Instructions to follow:
Update the listing below by replacing every instance of "Southside VA" with "Southside Virginia", keeping all other lines unchanged, and omit the pictures from your output.

Entries taken from a collection:
================================
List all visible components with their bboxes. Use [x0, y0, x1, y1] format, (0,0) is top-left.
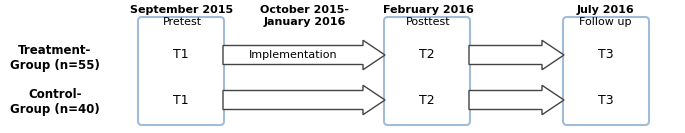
Text: T2: T2: [419, 49, 435, 61]
Polygon shape: [469, 40, 564, 70]
Text: T3: T3: [598, 93, 614, 107]
FancyBboxPatch shape: [384, 17, 470, 125]
Text: T1: T1: [173, 49, 189, 61]
Text: October 2015-: October 2015-: [260, 5, 349, 15]
Polygon shape: [223, 85, 385, 115]
Text: July 2016: July 2016: [576, 5, 634, 15]
Text: Treatment-: Treatment-: [18, 45, 92, 57]
Text: Posttest: Posttest: [406, 17, 450, 27]
Text: Implementation: Implementation: [249, 50, 337, 60]
Polygon shape: [469, 85, 564, 115]
Text: T2: T2: [419, 93, 435, 107]
Text: Group (n=40): Group (n=40): [10, 103, 100, 117]
Polygon shape: [223, 40, 385, 70]
Text: T3: T3: [598, 49, 614, 61]
FancyBboxPatch shape: [563, 17, 649, 125]
Text: Follow up: Follow up: [579, 17, 632, 27]
Text: February 2016: February 2016: [382, 5, 473, 15]
Text: Group (n=55): Group (n=55): [10, 59, 100, 72]
Text: Pretest: Pretest: [162, 17, 201, 27]
Text: January 2016: January 2016: [264, 17, 346, 27]
Text: T1: T1: [173, 93, 189, 107]
Text: Control-: Control-: [28, 88, 82, 101]
Text: September 2015: September 2015: [130, 5, 234, 15]
FancyBboxPatch shape: [138, 17, 224, 125]
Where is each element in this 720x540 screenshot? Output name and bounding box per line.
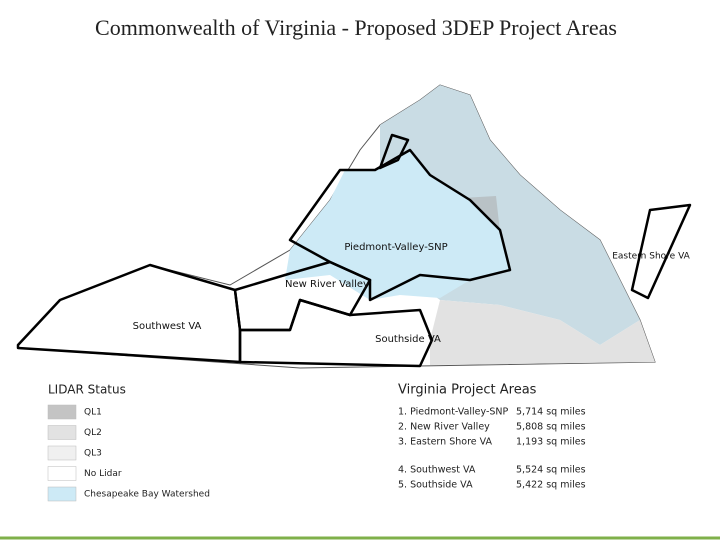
legend-swatch <box>47 466 77 481</box>
legend-swatch <box>47 445 77 461</box>
area-name: 5. Southside VA <box>398 480 473 491</box>
legend-label: QL2 <box>84 428 102 438</box>
watershed-region <box>380 85 640 345</box>
area-size: 5,422 sq miles <box>516 480 586 491</box>
legend-label: Chesapeake Bay Watershed <box>84 490 210 500</box>
legend-label: QL3 <box>84 449 102 459</box>
map-label: Piedmont-Valley-SNP <box>344 242 447 253</box>
area-southside <box>238 298 434 368</box>
area-name: 2. New River Valley <box>398 422 490 433</box>
legend-label: No Lidar <box>84 469 122 479</box>
legend-title: LIDAR Status <box>48 383 126 397</box>
map-label: New River Valley <box>285 279 369 290</box>
ql2-region <box>430 300 655 365</box>
area-size: 5,808 sq miles <box>516 422 586 433</box>
legend-label: QL1 <box>84 408 102 418</box>
area-southwest <box>16 263 242 364</box>
areas-title: Virginia Project Areas <box>398 383 537 398</box>
legend-swatch <box>47 425 77 440</box>
area-size: 5,714 sq miles <box>516 407 586 418</box>
map-label: Southside VA <box>375 334 441 345</box>
legend-swatch <box>47 404 77 420</box>
area-north-piece <box>378 133 410 170</box>
area-size: 1,193 sq miles <box>516 437 586 448</box>
legend-swatch <box>47 486 77 502</box>
map: Piedmont-Valley-SNP New River Valley Eas… <box>16 84 692 369</box>
area-name: 3. Eastern Shore VA <box>398 437 493 448</box>
area-name: 1. Piedmont-Valley-SNP <box>398 407 509 418</box>
area-size: 5,524 sq miles <box>516 465 586 476</box>
project-areas: Virginia Project Areas 1. Piedmont-Valle… <box>398 383 586 491</box>
map-label: Eastern Shore VA <box>612 252 690 262</box>
chesapeake-region <box>285 150 510 300</box>
area-name: 4. Southwest VA <box>398 465 476 476</box>
area-eastern-shore <box>630 203 692 300</box>
title: Commonwealth of Virginia - Proposed 3DEP… <box>95 15 617 40</box>
map-label: Southwest VA <box>133 321 202 332</box>
legend: LIDAR Status QL1 QL2 QL3 No Lidar Chesapeake… <box>47 383 210 502</box>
================================
Final result:
List all visible components with their bboxes. Use [x0, y0, x1, y1] format, (0,0) is top-left.
Text: T2: T2: [419, 49, 435, 61]
Polygon shape: [469, 40, 564, 70]
Text: T3: T3: [598, 93, 614, 107]
FancyBboxPatch shape: [384, 17, 470, 125]
Text: T1: T1: [173, 49, 189, 61]
Text: October 2015-: October 2015-: [260, 5, 349, 15]
Polygon shape: [223, 85, 385, 115]
Text: July 2016: July 2016: [576, 5, 634, 15]
Text: Treatment-: Treatment-: [18, 45, 92, 57]
Text: Posttest: Posttest: [406, 17, 450, 27]
Text: Implementation: Implementation: [249, 50, 337, 60]
Polygon shape: [469, 85, 564, 115]
Text: T2: T2: [419, 93, 435, 107]
Text: Group (n=40): Group (n=40): [10, 103, 100, 117]
Polygon shape: [223, 40, 385, 70]
Text: T3: T3: [598, 49, 614, 61]
FancyBboxPatch shape: [563, 17, 649, 125]
Text: Follow up: Follow up: [579, 17, 632, 27]
Text: February 2016: February 2016: [382, 5, 473, 15]
Text: Group (n=55): Group (n=55): [10, 59, 100, 72]
Text: Pretest: Pretest: [162, 17, 201, 27]
Text: January 2016: January 2016: [264, 17, 346, 27]
Text: T1: T1: [173, 93, 189, 107]
Text: Control-: Control-: [28, 88, 82, 101]
Text: September 2015: September 2015: [130, 5, 234, 15]
FancyBboxPatch shape: [138, 17, 224, 125]
Where is each element in this 720x540 screenshot? Output name and bounding box per line.
legend-swatch <box>47 466 77 481</box>
legend-swatch <box>47 445 77 461</box>
area-name: 5. Southside Virginia <box>398 480 473 491</box>
legend-label: QL2 <box>84 428 102 438</box>
watershed-region <box>380 85 640 345</box>
area-size: 5,422 sq miles <box>516 480 586 491</box>
legend-label: Chesapeake Bay Watershed <box>84 490 210 500</box>
legend-label: QL3 <box>84 449 102 459</box>
map-label: Piedmont-Valley-SNP <box>344 242 447 253</box>
area-southside <box>238 298 434 368</box>
area-name: 2. New River Valley <box>398 422 490 433</box>
legend-label: No Lidar <box>84 469 122 479</box>
legend-title: LIDAR Status <box>48 383 126 397</box>
map-label: New River Valley <box>285 279 369 290</box>
ql2-region <box>430 300 655 365</box>
area-size: 5,808 sq miles <box>516 422 586 433</box>
legend-label: QL1 <box>84 408 102 418</box>
area-southwest <box>16 263 242 364</box>
areas-title: Virginia Project Areas <box>398 383 537 398</box>
legend-swatch <box>47 425 77 440</box>
area-size: 5,714 sq miles <box>516 407 586 418</box>
map-label: Southside Virginia <box>375 334 441 345</box>
legend-swatch <box>47 404 77 420</box>
area-north-piece <box>378 133 410 170</box>
area-size: 1,193 sq miles <box>516 437 586 448</box>
legend-swatch <box>47 486 77 502</box>
map: Piedmont-Valley-SNP New River Valley Eas… <box>16 84 692 369</box>
area-name: 3. Eastern Shore VA <box>398 437 493 448</box>
area-name: 1. Piedmont-Valley-SNP <box>398 407 509 418</box>
area-size: 5,524 sq miles <box>516 465 586 476</box>
project-areas: Virginia Project Areas 1. Piedmont-Valle… <box>398 383 586 491</box>
map-label: Eastern Shore VA <box>612 252 690 262</box>
chesapeake-region <box>285 150 510 300</box>
area-name: 4. Southwest VA <box>398 465 476 476</box>
area-eastern-shore <box>630 203 692 300</box>
title: Commonwealth of Virginia - Proposed 3DEP… <box>95 15 617 40</box>
map-label: Southwest VA <box>133 321 202 332</box>
legend: LIDAR Status QL1 QL2 QL3 No Lidar Chesapeake… <box>47 383 210 502</box>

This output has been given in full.